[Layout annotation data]
━━━━━━

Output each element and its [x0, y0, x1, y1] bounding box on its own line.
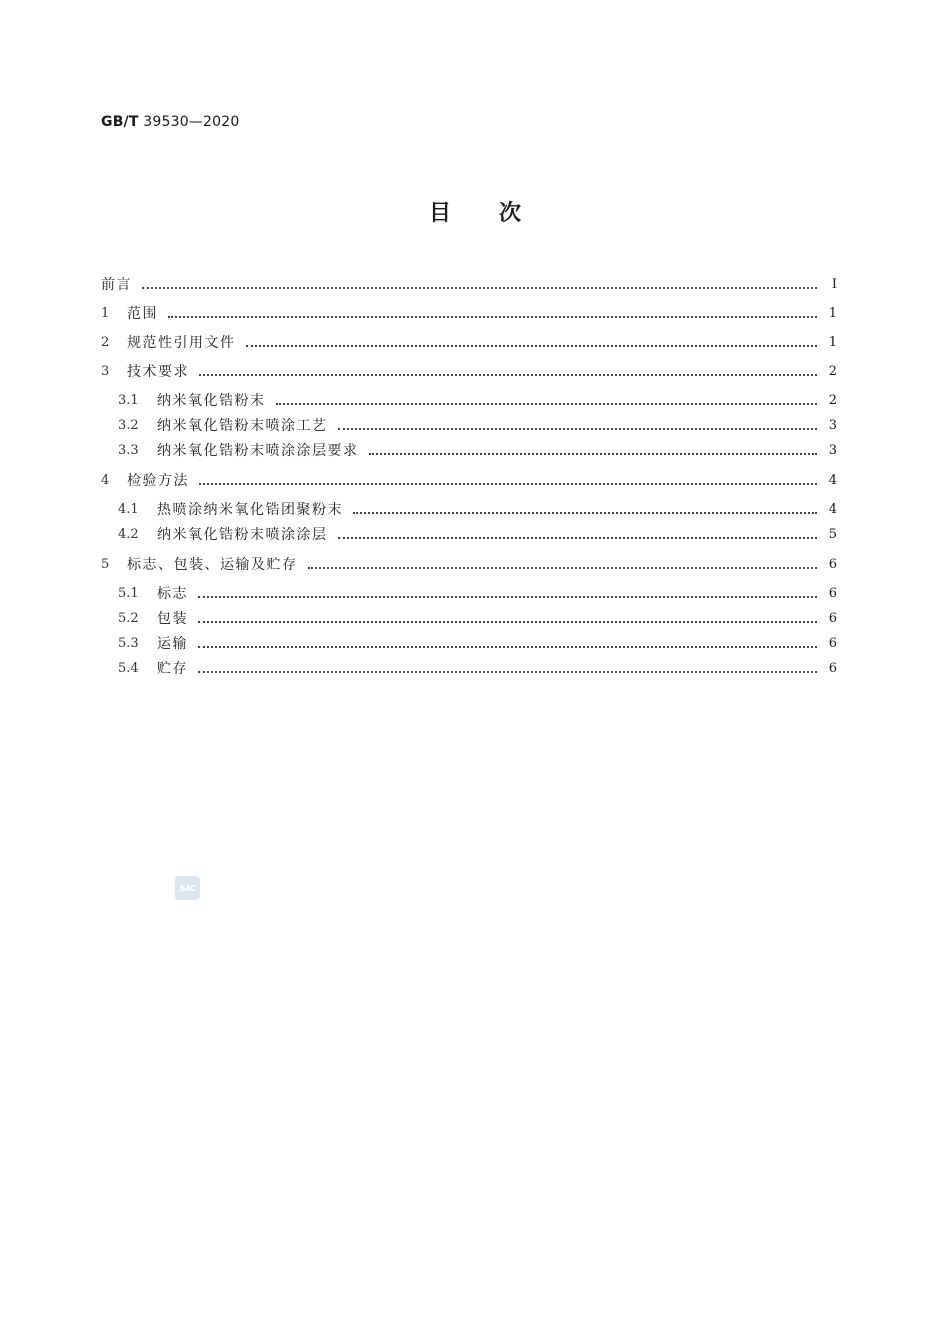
toc-entry-3-3[interactable] — [101, 438, 837, 462]
toc-page-number: 6 — [828, 556, 837, 572]
toc-entry-label: 技术要求 — [127, 364, 189, 380]
toc-leader-dots — [198, 595, 817, 598]
watermark-text: SAC — [179, 883, 196, 893]
toc-page-number: 6 — [828, 660, 837, 676]
toc-entry-4-2[interactable] — [101, 522, 837, 546]
toc-entry-label: 标志 — [157, 586, 188, 602]
toc-entry-number: 3.2 — [118, 417, 139, 433]
toc-leader-dots — [142, 286, 817, 289]
toc-page-number: 4 — [828, 472, 837, 488]
toc-page-number: 3 — [828, 417, 837, 433]
toc-page-number: 6 — [828, 585, 837, 601]
toc-page-number: 3 — [828, 442, 837, 458]
toc-entry-label: 纳米氧化锆粉末 — [157, 393, 266, 409]
toc-entry-label: 检验方法 — [127, 473, 189, 489]
sac-logo-icon — [175, 876, 200, 900]
toc-entry-3[interactable] — [101, 359, 837, 383]
toc-entry-label: 纳米氧化锆粉末喷涂工艺 — [157, 418, 328, 434]
toc-leader-dots — [198, 620, 817, 623]
toc-entry-4[interactable] — [101, 468, 837, 492]
toc-entry-label: 包装 — [157, 611, 188, 627]
toc-entry-number: 5.3 — [118, 635, 139, 651]
toc-entry-5-1[interactable] — [101, 581, 837, 605]
toc-entry-5-4[interactable] — [101, 656, 837, 680]
toc-entry-label: 纳米氧化锆粉末喷涂涂层 — [157, 527, 328, 543]
toc-leader-dots — [338, 536, 818, 539]
toc-entry-label: 标志、包装、运输及贮存 — [127, 557, 298, 573]
toc-leader-dots — [198, 645, 817, 648]
toc-leader-dots — [276, 402, 818, 405]
toc-entry-number: 4 — [101, 472, 110, 488]
toc-leader-dots — [168, 315, 817, 318]
toc-page-number: 1 — [828, 305, 837, 321]
toc-page-number: 6 — [828, 635, 837, 651]
toc-page-number: 4 — [828, 501, 837, 517]
toc-entry-label: 贮存 — [157, 661, 188, 677]
standard-number: 39530—2020 — [143, 114, 240, 130]
toc-entry-number: 2 — [101, 334, 110, 350]
toc-entry-number: 3 — [101, 363, 110, 379]
standard-prefix: GB/T — [101, 114, 139, 130]
toc-entry-label: 规范性引用文件 — [127, 335, 236, 351]
toc-page-number: 1 — [828, 334, 837, 350]
toc-page-number: 5 — [828, 526, 837, 542]
toc-leader-dots — [246, 344, 818, 347]
toc-entry-5[interactable] — [101, 552, 837, 576]
page-title: 目次 — [428, 201, 569, 226]
toc-entry-5-2[interactable] — [101, 606, 837, 630]
toc-leader-dots — [198, 670, 817, 673]
toc-entry-label: 范围 — [127, 306, 158, 322]
toc-leader-dots — [353, 511, 817, 514]
toc-entry-number: 5 — [101, 556, 110, 572]
toc-entry-label: 纳米氧化锆粉末喷涂涂层要求 — [157, 443, 359, 459]
toc-entry-5-3[interactable] — [101, 631, 837, 655]
standard-code — [101, 114, 239, 130]
toc-entry-number: 5.1 — [118, 585, 139, 601]
toc-page-number: Ⅰ — [831, 276, 837, 292]
toc-leader-dots — [308, 566, 818, 569]
toc-entry-number: 5.2 — [118, 610, 139, 626]
toc-leader-dots — [199, 373, 817, 376]
toc-entry-foreword[interactable] — [101, 272, 837, 296]
toc-entry-label: 热喷涂纳米氧化锆团聚粉末 — [157, 502, 343, 518]
toc-entry-number: 5.4 — [118, 660, 139, 676]
toc-entry-number: 1 — [101, 305, 110, 321]
toc-leader-dots — [369, 452, 818, 455]
toc-entry-number: 3.1 — [118, 392, 139, 408]
toc-entry-label: 前言 — [101, 277, 132, 293]
toc-leader-dots — [338, 427, 818, 430]
toc-page-number: 2 — [828, 392, 837, 408]
toc-entry-label: 运输 — [157, 636, 188, 652]
toc-entry-number: 4.2 — [118, 526, 139, 542]
toc-entry-number: 4.1 — [118, 501, 139, 517]
toc-entry-4-1[interactable] — [101, 497, 837, 521]
toc-entry-3-1[interactable] — [101, 388, 837, 412]
toc-entry-1[interactable] — [101, 301, 837, 325]
toc-page-number: 2 — [828, 363, 837, 379]
toc-page-number: 6 — [828, 610, 837, 626]
toc-entry-2[interactable] — [101, 330, 837, 354]
toc-entry-3-2[interactable] — [101, 413, 837, 437]
toc-leader-dots — [199, 482, 817, 485]
toc-entry-number: 3.3 — [118, 442, 139, 458]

━━━━━━

▶ Task prompt
How many lines in the records contain the string "standard"? Reply with the number alone.

▶ Answer below
3